*Exercise goal*.
Turn the lines below into a JSON list of strings with one string per line, leaving out any blank lines.

>>>>

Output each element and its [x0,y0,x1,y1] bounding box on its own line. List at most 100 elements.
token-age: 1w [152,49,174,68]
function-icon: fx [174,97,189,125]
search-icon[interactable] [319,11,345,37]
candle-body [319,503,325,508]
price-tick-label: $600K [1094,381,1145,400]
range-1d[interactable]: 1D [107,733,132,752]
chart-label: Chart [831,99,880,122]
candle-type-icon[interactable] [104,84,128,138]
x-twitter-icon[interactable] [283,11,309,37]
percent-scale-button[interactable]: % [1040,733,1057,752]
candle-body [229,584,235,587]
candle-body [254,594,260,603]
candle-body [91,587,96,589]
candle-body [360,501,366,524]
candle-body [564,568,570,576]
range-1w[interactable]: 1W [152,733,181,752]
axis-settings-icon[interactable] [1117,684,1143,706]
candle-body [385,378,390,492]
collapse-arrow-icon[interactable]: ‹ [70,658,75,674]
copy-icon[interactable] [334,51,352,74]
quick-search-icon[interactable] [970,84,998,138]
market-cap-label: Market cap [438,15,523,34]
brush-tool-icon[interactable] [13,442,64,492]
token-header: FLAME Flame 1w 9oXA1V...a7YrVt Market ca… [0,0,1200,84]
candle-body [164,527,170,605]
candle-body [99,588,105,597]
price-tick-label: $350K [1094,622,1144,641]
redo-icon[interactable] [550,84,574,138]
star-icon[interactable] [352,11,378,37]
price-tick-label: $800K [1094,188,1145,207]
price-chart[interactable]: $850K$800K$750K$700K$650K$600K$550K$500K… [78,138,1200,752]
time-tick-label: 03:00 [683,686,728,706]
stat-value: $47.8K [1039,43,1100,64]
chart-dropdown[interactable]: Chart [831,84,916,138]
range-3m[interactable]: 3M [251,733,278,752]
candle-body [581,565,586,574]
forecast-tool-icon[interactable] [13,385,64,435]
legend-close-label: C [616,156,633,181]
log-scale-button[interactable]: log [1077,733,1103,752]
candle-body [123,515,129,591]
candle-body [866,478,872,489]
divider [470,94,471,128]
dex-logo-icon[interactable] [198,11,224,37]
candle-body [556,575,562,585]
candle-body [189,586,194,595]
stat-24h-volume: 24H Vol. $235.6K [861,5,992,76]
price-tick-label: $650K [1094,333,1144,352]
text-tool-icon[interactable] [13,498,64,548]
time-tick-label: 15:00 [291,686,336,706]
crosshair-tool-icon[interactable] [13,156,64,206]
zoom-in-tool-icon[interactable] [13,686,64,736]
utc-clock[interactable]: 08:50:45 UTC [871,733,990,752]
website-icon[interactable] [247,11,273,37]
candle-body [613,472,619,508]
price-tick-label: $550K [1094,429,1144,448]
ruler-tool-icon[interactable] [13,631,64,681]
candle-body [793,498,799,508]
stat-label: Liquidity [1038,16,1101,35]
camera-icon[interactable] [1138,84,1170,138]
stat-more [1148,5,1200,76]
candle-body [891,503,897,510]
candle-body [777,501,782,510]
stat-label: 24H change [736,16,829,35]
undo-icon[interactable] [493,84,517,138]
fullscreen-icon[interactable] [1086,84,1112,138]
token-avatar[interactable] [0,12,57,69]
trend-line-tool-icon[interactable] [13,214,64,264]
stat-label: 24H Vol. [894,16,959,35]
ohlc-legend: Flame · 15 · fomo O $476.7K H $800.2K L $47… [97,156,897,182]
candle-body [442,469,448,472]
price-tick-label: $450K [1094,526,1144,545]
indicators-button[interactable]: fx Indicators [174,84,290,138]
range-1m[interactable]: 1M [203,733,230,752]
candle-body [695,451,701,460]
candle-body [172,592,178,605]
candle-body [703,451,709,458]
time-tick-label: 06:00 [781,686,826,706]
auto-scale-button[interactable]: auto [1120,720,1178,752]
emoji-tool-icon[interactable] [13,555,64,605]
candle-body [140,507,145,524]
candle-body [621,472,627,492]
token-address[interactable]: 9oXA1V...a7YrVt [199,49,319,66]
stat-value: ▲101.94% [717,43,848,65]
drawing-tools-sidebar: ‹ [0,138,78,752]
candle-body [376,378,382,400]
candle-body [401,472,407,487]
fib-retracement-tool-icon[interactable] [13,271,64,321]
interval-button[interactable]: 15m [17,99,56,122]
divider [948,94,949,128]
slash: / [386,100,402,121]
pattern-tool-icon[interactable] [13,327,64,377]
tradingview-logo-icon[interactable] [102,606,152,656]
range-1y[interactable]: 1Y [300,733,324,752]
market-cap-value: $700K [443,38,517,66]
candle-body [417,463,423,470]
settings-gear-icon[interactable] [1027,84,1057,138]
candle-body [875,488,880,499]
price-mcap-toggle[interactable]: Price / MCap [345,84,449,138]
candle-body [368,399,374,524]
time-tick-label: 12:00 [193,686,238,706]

<<<<

*Answer*.
[
  "Output each element and its [x0,y0,x1,y1] bounding box on its own line. List at most 100 elements.",
  "token-age: 1w [152,49,174,68]",
  "function-icon: fx [174,97,189,125]",
  "search-icon[interactable] [319,11,345,37]",
  "candle-body [319,503,325,508]",
  "price-tick-label: $600K [1094,381,1145,400]",
  "range-1d[interactable]: 1D [107,733,132,752]",
  "chart-label: Chart [831,99,880,122]",
  "candle-type-icon[interactable] [104,84,128,138]",
  "x-twitter-icon[interactable] [283,11,309,37]",
  "percent-scale-button[interactable]: % [1040,733,1057,752]",
  "candle-body [229,584,235,587]",
  "candle-body [254,594,260,603]",
  "candle-body [91,587,96,589]",
  "candle-body [360,501,366,524]",
  "candle-body [564,568,570,576]",
  "range-1w[interactable]: 1W [152,733,181,752]",
  "axis-settings-icon[interactable] [1117,684,1143,706]",
  "candle-body [385,378,390,492]",
  "collapse-arrow-icon[interactable]: ‹ [70,658,75,674]",
  "copy-icon[interactable] [334,51,352,74]",
  "quick-search-icon[interactable] [970,84,998,138]",
  "market-cap-label: Market cap [438,15,523,34]",
  "brush-tool-icon[interactable] [13,442,64,492]",
  "token-header: FLAME Flame 1w 9oXA1V...a7YrVt Market ca… [0,0,1200,84]",
  "candle-body [164,527,170,605]",
  "candle-body [99,588,105,597]",
  "price-tick-label: $350K [1094,622,1144,641]",
  "redo-icon[interactable] [550,84,574,138]",
  "star-icon[interactable] [352,11,378,37]",
  "price-tick-label: $800K [1094,188,1145,207]",
  "price-chart[interactable]: $850K$800K$750K$700K$650K$600K$550K$500K… [78,138,1200,752]",
  "time-tick-label: 03:00 [683,686,728,706]",
  "stat-value: $47.8K [1039,43,1100,64]",
  "chart-dropdown[interactable]: Chart [831,84,916,138]",
  "range-3m[interactable]: 3M [251,733,278,752]",
  "candle-body [581,565,586,574]",
  "forecast-tool-icon[interactable] [13,385,64,435]",
  "legend-close-label: C [616,156,633,181]",
  "log-scale-button[interactable]: log [1077,733,1103,752]",
  "candle-body [123,515,129,591]",
  "candle-body [866,478,872,489]",
  "divider [470,94,471,128]",
  "dex-logo-icon[interactable] [198,11,224,37]",
  "candle-body [556,575,562,585]",
  "candle-body [189,586,194,595]",
  "stat-24h-volume: 24H Vol. $235.6K [861,5,992,76]",
  "price-tick-label: $650K [1094,333,1144,352]",
  "text-tool-icon[interactable] [13,498,64,548]",
  "time-tick-label: 15:00 [291,686,336,706]",
  "crosshair-tool-icon[interactable] [13,156,64,206]",
  "zoom-in-tool-icon[interactable] [13,686,64,736]",
  "utc-clock[interactable]: 08:50:45 UTC [871,733,990,752]",
  "website-icon[interactable] [247,11,273,37]",
  "candle-body [613,472,619,508]",
  "price-tick-label: $550K [1094,429,1144,448]",
  "ruler-tool-icon[interactable] [13,631,64,681]",
  "candle-body [793,498,799,508]",
  "stat-label: Liquidity [1038,16,1101,35]",
  "camera-icon[interactable] [1138,84,1170,138]",
  "stat-more [1148,5,1200,76]",
  "candle-body [891,503,897,510]",
  "candle-body [777,501,782,510]",
  "stat-label: 24H change [736,16,829,35]",
  "undo-icon[interactable] [493,84,517,138]",
  "fullscreen-icon[interactable] [1086,84,1112,138]",
  "token-avatar[interactable] [0,12,57,69]",
  "trend-line-tool-icon[interactable] [13,214,64,264]",
  "stat-label: 24H Vol. [894,16,959,35]",
  "ohlc-legend: Flame · 15 · fomo O $476.7K H $800.2K L $47… [97,156,897,182]",
  "candle-body [442,469,448,472]",
  "price-tick-label: $450K [1094,526,1144,545]",
  "indicators-button[interactable]: fx Indicators [174,84,290,138]",
  "range-1m[interactable]: 1M [203,733,230,752]",
  "candle-body [695,451,701,460]",
  "candle-body [172,592,178,605]",
  "candle-body [703,451,709,458]",
  "time-tick-label: 06:00 [781,686,826,706]",
  "auto-scale-button[interactable]: auto [1120,720,1178,752]",
  "emoji-tool-icon[interactable] [13,555,64,605]",
  "candle-body [140,507,145,524]",
  "candle-body [621,472,627,492]",
  "token-address[interactable]: 9oXA1V...a7YrVt [199,49,319,66]",
  "stat-value: ▲101.94% [717,43,848,65]",
  "drawing-tools-sidebar: ‹ [0,138,78,752]",
  "candle-body [376,378,382,400]",
  "candle-body [401,472,407,487]",
  "fib-retracement-tool-icon[interactable] [13,271,64,321]",
  "interval-button[interactable]: 15m [17,99,56,122]",
  "divider [948,94,949,128]",
  "slash: / [386,100,402,121]",
  "pattern-tool-icon[interactable] [13,327,64,377]",
  "tradingview-logo-icon[interactable] [102,606,152,656]",
  "range-1y[interactable]: 1Y [300,733,324,752]",
  "market-cap-value: $700K [443,38,517,66]",
  "candle-body [417,463,423,470]",
  "settings-gear-icon[interactable] [1027,84,1057,138]",
  "candle-body [875,488,880,499]",
  "price-mcap-toggle[interactable]: Price / MCap [345,84,449,138]",
  "candle-body [368,399,374,524]",
  "time-tick-label: 12:00 [193,686,238,706]"
]